_REQUIRED WORK_: Output each entry verbatim and exclude every picture from it.

_Recorded data_:
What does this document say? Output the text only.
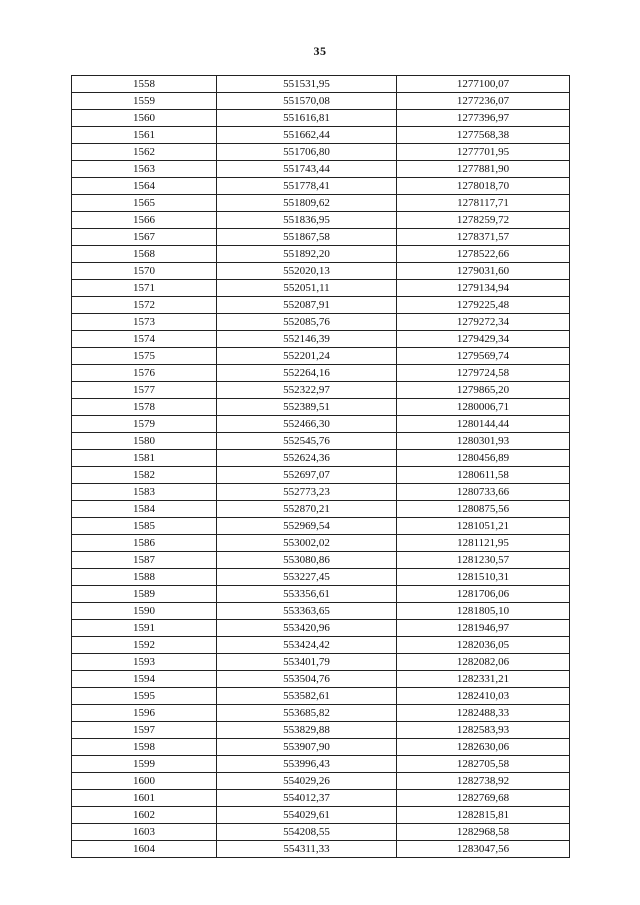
35
1558	551531,95	1277100,07
1559	551570,08	1277236,07
1560	551616,81	1277396,97
1561	551662,44	1277568,38
1562	551706,80	1277701,95
1563	551743,44	1277881,90
1564	551778,41	1278018,70
1565	551809,62	1278117,71
1566	551836,95	1278259,72
1567	551867,58	1278371,57
1568	551892,20	1278522,66
1570	552020,13	1279031,60
1571	552051,11	1279134,94
1572	552087,91	1279225,48
1573	552085,76	1279272,34
1574	552146,39	1279429,34
1575	552201,24	1279569,74
1576	552264,16	1279724,58
1577	552322,97	1279865,20
1578	552389,51	1280006,71
1579	552466,30	1280144,44
1580	552545,76	1280301,93
1581	552624,36	1280456,89
1582	552697,07	1280611,58
1583	552773,23	1280733,66
1584	552870,21	1280875,56
1585	552969,54	1281051,21
1586	553002,02	1281121,95
1587	553080,86	1281230,57
1588	553227,45	1281510,31
1589	553356,61	1281706,06
1590	553363,65	1281805,10
1591	553420,96	1281946,97
1592	553424,42	1282036,05
1593	553401,79	1282082,06
1594	553504,76	1282331,21
1595	553582,61	1282410,03
1596	553685,82	1282488,33
1597	553829,88	1282583,93
1598	553907,90	1282630,06
1599	553996,43	1282705,58
1600	554029,26	1282738,92
1601	554012,37	1282769,68
1602	554029,61	1282815,81
1603	554208,55	1282968,58
1604	554311,33	1283047,56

_FINISHED EXERCISE_:
What does this document say? Output the text only.
35
1558	551531,95	1277100,07
1559	551570,08	1277236,07
1560	551616,81	1277396,97
1561	551662,44	1277568,38
1562	551706,80	1277701,95
1563	551743,44	1277881,90
1564	551778,41	1278018,70
1565	551809,62	1278117,71
1566	551836,95	1278259,72
1567	551867,58	1278371,57
1568	551892,20	1278522,66
1570	552020,13	1279031,60
1571	552051,11	1279134,94
1572	552087,91	1279225,48
1573	552085,76	1279272,34
1574	552146,39	1279429,34
1575	552201,24	1279569,74
1576	552264,16	1279724,58
1577	552322,97	1279865,20
1578	552389,51	1280006,71
1579	552466,30	1280144,44
1580	552545,76	1280301,93
1581	552624,36	1280456,89
1582	552697,07	1280611,58
1583	552773,23	1280733,66
1584	552870,21	1280875,56
1585	552969,54	1281051,21
1586	553002,02	1281121,95
1587	553080,86	1281230,57
1588	553227,45	1281510,31
1589	553356,61	1281706,06
1590	553363,65	1281805,10
1591	553420,96	1281946,97
1592	553424,42	1282036,05
1593	553401,79	1282082,06
1594	553504,76	1282331,21
1595	553582,61	1282410,03
1596	553685,82	1282488,33
1597	553829,88	1282583,93
1598	553907,90	1282630,06
1599	553996,43	1282705,58
1600	554029,26	1282738,92
1601	554012,37	1282769,68
1602	554029,61	1282815,81
1603	554208,55	1282968,58
1604	554311,33	1283047,56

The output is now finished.